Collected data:
+ + + +

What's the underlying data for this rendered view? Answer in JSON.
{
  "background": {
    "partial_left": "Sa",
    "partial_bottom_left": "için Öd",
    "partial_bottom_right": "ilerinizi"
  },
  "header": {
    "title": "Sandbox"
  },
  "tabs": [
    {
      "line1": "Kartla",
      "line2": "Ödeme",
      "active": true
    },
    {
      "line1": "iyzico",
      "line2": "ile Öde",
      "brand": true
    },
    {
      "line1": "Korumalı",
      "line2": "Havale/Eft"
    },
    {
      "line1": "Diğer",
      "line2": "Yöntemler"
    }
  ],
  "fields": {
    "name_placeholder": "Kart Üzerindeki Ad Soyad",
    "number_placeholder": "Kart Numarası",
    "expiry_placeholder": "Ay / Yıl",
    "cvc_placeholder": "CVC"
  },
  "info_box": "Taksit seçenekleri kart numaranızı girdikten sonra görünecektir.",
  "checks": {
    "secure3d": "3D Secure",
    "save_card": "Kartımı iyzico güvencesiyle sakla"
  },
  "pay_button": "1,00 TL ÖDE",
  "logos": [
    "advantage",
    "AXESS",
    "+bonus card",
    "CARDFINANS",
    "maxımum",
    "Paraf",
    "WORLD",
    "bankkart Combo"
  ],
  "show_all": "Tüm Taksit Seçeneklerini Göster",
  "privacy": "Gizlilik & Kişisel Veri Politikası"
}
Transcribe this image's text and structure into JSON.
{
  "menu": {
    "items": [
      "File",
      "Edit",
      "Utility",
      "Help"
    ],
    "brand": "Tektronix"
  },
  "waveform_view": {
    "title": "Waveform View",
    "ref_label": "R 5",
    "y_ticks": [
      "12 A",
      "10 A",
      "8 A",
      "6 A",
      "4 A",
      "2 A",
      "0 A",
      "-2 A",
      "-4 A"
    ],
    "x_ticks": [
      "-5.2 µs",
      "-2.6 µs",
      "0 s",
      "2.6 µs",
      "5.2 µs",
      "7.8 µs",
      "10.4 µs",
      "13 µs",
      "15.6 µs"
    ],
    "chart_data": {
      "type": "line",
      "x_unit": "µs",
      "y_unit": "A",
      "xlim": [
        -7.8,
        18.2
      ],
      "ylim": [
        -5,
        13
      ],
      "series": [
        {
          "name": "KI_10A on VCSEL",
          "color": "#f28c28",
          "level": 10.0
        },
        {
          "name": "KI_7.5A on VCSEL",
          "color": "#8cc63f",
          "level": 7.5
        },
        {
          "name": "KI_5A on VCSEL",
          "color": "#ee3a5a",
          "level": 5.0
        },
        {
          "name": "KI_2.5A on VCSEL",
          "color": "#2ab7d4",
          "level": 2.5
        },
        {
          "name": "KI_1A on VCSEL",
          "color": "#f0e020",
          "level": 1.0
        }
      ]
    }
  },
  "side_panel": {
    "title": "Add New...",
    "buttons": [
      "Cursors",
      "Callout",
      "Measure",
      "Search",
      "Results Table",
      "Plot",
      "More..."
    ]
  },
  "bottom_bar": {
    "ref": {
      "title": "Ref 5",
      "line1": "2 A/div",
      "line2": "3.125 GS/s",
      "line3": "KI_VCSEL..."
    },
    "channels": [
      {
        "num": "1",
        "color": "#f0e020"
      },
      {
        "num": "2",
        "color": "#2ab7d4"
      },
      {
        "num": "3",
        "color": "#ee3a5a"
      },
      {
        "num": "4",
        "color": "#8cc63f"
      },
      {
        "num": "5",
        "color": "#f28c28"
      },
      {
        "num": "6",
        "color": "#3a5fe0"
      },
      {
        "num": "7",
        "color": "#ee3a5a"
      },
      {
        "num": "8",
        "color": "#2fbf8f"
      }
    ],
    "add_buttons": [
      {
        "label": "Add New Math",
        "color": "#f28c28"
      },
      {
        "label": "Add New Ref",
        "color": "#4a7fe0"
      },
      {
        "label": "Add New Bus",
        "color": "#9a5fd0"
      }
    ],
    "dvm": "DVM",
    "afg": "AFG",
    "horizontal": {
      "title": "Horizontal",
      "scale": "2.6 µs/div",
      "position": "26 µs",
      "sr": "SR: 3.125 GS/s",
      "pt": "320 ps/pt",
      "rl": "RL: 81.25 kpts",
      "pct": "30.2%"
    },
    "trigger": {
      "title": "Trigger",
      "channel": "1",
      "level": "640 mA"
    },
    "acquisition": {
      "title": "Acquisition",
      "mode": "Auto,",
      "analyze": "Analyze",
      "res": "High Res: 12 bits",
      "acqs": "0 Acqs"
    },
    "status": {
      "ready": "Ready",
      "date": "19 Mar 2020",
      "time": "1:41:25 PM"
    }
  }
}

+ + + +

EXERCISE DIRECTIONS
Please restate the whole listing word for word.

RESULT OF THIS TASK
What's the underlying data for this rendered view? Answer in JSON.
{
  "background": {
    "partial_left": "Sa",
    "partial_bottom_left": "için Öd",
    "partial_bottom_right": "ilerinizi"
  },
  "header": {
    "title": "Sandbox"
  },
  "tabs": [
    {
      "line1": "Kartla",
      "line2": "Ödeme",
      "active": true
    },
    {
      "line1": "iyzico",
      "line2": "ile Öde",
      "brand": true
    },
    {
      "line1": "Korumalı",
      "line2": "Havale/Eft"
    },
    {
      "line1": "Diğer",
      "line2": "Yöntemler"
    }
  ],
  "fields": {
    "name_placeholder": "Kart Üzerindeki Ad Soyad",
    "number_placeholder": "Kart Numarası",
    "expiry_placeholder": "Ay / Yıl",
    "cvc_placeholder": "CVC"
  },
  "info_box": "Taksit seçenekleri kart numaranızı girdikten sonra görünecektir.",
  "checks": {
    "secure3d": "3D Secure",
    "save_card": "Kartımı iyzico güvencesiyle sakla"
  },
  "pay_button": "1,00 TL ÖDE",
  "logos": [
    "advantage",
    "AXESS",
    "+bonus card",
    "CARDFINANS",
    "maxımum",
    "Paraf",
    "WORLD",
    "bankkart Combo"
  ],
  "show_all": "Tüm Taksit Seçeneklerini Göster",
  "privacy": "Gizlilik & Kişisel Veri Politikası"
}
Transcribe this image's text and structure into JSON.
{
  "menu": {
    "items": [
      "File",
      "Edit",
      "Utility",
      "Help"
    ],
    "brand": "Tektronix"
  },
  "waveform_view": {
    "title": "Waveform View",
    "ref_label": "R 5",
    "y_ticks": [
      "12 A",
      "10 A",
      "8 A",
      "6 A",
      "4 A",
      "2 A",
      "0 A",
      "-2 A",
      "-4 A"
    ],
    "x_ticks": [
      "-5.2 µs",
      "-2.6 µs",
      "0 s",
      "2.6 µs",
      "5.2 µs",
      "7.8 µs",
      "10.4 µs",
      "13 µs",
      "15.6 µs"
    ],
    "chart_data": {
      "type": "line",
      "x_unit": "µs",
      "y_unit": "A",
      "xlim": [
        -7.8,
        18.2
      ],
      "ylim": [
        -5,
        13
      ],
      "series": [
        {
          "name": "KI_10A on VCSEL",
          "color": "#f28c28",
          "level": 10.0
        },
        {
          "name": "KI_7.5A on VCSEL",
          "color": "#8cc63f",
          "level": 7.5
        },
        {
          "name": "KI_5A on VCSEL",
          "color": "#ee3a5a",
          "level": 5.0
        },
        {
          "name": "KI_2.5A on VCSEL",
          "color": "#2ab7d4",
          "level": 2.5
        },
        {
          "name": "KI_1A on VCSEL",
          "color": "#f0e020",
          "level": 1.0
        }
      ]
    }
  },
  "side_panel": {
    "title": "Add New...",
    "buttons": [
      "Cursors",
      "Callout",
      "Measure",
      "Search",
      "Results Table",
      "Plot",
      "More..."
    ]
  },
  "bottom_bar": {
    "ref": {
      "title": "Ref 5",
      "line1": "2 A/div",
      "line2": "3.125 GS/s",
      "line3": "KI_VCSEL..."
    },
    "channels": [
      {
        "num": "1",
        "color": "#f0e020"
      },
      {
        "num": "2",
        "color": "#2ab7d4"
      },
      {
        "num": "3",
        "color": "#ee3a5a"
      },
      {
        "num": "4",
        "color": "#8cc63f"
      },
      {
        "num": "5",
        "color": "#f28c28"
      },
      {
        "num": "6",
        "color": "#3a5fe0"
      },
      {
        "num": "7",
        "color": "#ee3a5a"
      },
      {
        "num": "8",
        "color": "#2fbf8f"
      }
    ],
    "add_buttons": [
      {
        "label": "Add New Math",
        "color": "#f28c28"
      },
      {
        "label": "Add New Ref",
        "color": "#4a7fe0"
      },
      {
        "label": "Add New Bus",
        "color": "#9a5fd0"
      }
    ],
    "dvm": "DVM",
    "afg": "AFG",
    "horizontal": {
      "title": "Horizontal",
      "scale": "2.6 µs/div",
      "position": "26 µs",
      "sr": "SR: 3.125 GS/s",
      "pt": "320 ps/pt",
      "rl": "RL: 81.25 kpts",
      "pct": "30.2%"
    },
    "trigger": {
      "title": "Trigger",
      "channel": "1",
      "level": "640 mA"
    },
    "acquisition": {
      "title": "Acquisition",
      "mode": "Auto,",
      "analyze": "Analyze",
      "res": "High Res: 12 bits",
      "acqs": "0 Acqs"
    },
    "status": {
      "ready": "Ready",
      "date": "19 Mar 2020",
      "time": "1:41:25 PM"
    }
  }
}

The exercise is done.